--- Supplied data ---

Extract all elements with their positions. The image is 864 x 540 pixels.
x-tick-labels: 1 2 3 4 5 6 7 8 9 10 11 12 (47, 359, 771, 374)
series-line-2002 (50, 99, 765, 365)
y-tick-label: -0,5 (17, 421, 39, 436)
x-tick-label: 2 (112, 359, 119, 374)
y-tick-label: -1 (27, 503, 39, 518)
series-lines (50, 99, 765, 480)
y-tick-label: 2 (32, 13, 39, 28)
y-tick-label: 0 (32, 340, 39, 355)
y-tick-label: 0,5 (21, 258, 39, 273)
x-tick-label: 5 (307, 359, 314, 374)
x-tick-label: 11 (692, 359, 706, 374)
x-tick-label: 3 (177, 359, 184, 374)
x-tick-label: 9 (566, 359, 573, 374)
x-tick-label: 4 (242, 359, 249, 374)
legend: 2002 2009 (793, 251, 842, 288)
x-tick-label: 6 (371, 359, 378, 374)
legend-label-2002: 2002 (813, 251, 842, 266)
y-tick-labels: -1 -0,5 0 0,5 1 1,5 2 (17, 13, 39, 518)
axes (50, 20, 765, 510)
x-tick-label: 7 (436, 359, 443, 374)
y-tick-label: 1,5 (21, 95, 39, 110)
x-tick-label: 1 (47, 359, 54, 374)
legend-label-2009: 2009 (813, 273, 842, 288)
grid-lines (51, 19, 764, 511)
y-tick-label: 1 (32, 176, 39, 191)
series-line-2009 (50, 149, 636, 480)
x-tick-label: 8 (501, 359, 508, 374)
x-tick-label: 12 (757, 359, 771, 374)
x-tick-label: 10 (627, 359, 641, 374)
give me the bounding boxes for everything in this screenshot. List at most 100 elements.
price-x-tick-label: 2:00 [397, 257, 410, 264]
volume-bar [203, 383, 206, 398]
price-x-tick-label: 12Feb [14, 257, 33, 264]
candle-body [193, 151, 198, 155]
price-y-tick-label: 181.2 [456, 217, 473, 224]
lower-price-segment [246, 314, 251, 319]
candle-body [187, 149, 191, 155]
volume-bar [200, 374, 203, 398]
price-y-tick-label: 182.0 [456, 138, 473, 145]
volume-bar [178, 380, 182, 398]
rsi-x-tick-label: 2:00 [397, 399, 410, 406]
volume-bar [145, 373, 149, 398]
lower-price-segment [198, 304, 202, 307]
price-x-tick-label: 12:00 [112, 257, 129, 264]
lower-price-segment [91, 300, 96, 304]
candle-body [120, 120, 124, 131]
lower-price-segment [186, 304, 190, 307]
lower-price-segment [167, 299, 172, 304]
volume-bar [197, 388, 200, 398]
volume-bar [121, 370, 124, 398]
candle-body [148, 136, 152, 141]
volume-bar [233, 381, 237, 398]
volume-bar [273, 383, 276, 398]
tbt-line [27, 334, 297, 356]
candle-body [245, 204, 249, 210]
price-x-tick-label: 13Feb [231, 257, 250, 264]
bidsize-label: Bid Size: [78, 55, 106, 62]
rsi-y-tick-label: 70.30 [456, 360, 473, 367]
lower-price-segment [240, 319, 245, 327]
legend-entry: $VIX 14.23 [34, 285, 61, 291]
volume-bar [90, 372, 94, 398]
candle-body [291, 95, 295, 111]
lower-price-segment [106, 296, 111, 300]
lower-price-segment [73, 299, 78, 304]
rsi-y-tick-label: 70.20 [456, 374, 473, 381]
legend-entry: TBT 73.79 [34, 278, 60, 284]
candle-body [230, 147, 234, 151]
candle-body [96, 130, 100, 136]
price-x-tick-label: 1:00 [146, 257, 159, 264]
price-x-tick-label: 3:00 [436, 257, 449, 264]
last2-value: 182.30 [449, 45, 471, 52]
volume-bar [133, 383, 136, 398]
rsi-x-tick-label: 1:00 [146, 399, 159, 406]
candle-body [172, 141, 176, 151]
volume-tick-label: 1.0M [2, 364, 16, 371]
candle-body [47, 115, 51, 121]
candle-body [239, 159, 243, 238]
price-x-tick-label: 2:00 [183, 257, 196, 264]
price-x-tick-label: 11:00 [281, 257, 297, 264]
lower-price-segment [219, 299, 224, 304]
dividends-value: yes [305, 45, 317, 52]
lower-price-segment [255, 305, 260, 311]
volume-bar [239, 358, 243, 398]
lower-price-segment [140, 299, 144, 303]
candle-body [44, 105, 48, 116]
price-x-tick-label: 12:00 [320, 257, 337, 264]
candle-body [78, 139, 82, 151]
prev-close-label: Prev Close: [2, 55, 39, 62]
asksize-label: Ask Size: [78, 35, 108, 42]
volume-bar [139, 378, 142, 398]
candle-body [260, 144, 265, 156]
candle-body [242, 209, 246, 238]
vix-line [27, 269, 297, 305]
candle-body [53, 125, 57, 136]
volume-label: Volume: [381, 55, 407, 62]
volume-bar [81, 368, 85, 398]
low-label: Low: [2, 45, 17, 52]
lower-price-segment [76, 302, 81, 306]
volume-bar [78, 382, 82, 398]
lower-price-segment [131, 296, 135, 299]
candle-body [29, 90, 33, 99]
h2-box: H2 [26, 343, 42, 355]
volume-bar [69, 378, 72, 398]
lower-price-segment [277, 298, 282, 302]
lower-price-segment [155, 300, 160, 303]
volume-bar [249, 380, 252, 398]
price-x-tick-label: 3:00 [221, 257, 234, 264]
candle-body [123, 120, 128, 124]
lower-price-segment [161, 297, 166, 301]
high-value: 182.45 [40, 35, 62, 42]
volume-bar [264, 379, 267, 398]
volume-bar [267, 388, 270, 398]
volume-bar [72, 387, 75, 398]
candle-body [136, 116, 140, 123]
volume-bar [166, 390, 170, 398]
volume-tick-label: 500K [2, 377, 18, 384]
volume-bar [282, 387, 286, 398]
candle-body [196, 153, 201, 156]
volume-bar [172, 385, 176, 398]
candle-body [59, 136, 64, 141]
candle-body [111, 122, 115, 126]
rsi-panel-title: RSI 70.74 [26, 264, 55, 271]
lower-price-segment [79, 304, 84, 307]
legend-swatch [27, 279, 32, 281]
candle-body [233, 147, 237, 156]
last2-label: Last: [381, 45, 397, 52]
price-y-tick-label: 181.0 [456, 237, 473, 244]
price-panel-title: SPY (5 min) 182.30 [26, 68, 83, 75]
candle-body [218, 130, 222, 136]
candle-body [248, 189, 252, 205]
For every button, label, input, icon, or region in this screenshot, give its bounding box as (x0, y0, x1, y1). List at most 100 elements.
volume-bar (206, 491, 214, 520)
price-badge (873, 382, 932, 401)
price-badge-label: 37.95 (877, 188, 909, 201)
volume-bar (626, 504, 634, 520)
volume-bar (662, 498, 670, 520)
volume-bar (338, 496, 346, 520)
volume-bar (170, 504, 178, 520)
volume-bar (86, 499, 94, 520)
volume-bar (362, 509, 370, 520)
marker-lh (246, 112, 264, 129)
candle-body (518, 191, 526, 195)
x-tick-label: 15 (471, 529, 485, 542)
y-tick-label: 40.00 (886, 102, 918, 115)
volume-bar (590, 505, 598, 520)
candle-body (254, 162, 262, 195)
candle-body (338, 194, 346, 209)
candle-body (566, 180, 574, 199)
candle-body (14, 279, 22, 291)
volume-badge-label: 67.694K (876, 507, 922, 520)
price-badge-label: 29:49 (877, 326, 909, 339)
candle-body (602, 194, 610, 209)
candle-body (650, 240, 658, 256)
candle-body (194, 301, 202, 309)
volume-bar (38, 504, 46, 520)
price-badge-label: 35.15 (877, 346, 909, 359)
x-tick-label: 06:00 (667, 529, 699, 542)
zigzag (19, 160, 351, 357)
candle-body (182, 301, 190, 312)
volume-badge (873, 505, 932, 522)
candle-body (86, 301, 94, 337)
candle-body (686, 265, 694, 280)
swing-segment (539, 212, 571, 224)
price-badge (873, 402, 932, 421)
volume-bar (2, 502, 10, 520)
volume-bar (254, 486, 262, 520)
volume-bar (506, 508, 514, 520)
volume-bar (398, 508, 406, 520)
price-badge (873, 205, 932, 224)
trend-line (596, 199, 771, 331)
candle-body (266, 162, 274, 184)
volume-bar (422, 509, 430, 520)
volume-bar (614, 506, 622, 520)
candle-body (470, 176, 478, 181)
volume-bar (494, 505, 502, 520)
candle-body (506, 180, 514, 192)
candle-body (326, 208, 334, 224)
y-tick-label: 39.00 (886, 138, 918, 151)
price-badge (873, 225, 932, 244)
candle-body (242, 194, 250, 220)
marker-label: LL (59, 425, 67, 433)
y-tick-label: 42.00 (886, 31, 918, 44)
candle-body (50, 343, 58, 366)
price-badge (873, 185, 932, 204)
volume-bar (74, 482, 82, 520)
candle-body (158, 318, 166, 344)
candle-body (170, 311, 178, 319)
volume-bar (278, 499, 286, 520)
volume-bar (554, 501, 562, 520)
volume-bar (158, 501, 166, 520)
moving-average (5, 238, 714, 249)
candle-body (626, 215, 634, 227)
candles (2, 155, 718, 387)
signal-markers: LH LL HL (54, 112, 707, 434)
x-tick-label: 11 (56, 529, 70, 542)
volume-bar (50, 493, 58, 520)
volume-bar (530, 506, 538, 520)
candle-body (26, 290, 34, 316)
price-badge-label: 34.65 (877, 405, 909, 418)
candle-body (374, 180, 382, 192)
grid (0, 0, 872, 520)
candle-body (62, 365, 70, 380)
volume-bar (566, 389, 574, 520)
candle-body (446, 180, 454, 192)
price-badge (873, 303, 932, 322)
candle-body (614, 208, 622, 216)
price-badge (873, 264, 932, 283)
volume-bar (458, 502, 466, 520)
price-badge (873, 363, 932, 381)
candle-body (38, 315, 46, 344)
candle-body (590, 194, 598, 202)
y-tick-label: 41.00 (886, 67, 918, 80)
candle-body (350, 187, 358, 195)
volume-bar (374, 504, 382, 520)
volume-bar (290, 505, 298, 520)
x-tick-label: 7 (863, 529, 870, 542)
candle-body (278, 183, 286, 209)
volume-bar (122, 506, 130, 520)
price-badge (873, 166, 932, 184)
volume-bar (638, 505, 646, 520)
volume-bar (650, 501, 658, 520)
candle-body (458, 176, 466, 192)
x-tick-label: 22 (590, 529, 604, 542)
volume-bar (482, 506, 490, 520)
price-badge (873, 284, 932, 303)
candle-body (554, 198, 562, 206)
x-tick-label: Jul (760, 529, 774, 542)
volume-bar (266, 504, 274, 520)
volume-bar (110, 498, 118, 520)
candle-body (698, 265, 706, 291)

---

Stated task: Print the entries exactly as they appear, from the first line through the line containing "x-tick-label: 11 (692, 359, 706, 374)".

Worked solution:
Extract all elements with their positions. The image is 864 x 540 pixels.
x-tick-labels: 1 2 3 4 5 6 7 8 9 10 11 12 (47, 359, 771, 374)
series-line-2002 (50, 99, 765, 365)
y-tick-label: -0,5 (17, 421, 39, 436)
x-tick-label: 2 (112, 359, 119, 374)
y-tick-label: -1 (27, 503, 39, 518)
series-lines (50, 99, 765, 480)
y-tick-label: 2 (32, 13, 39, 28)
y-tick-label: 0 (32, 340, 39, 355)
y-tick-label: 0,5 (21, 258, 39, 273)
x-tick-label: 5 (307, 359, 314, 374)
x-tick-label: 11 (692, 359, 706, 374)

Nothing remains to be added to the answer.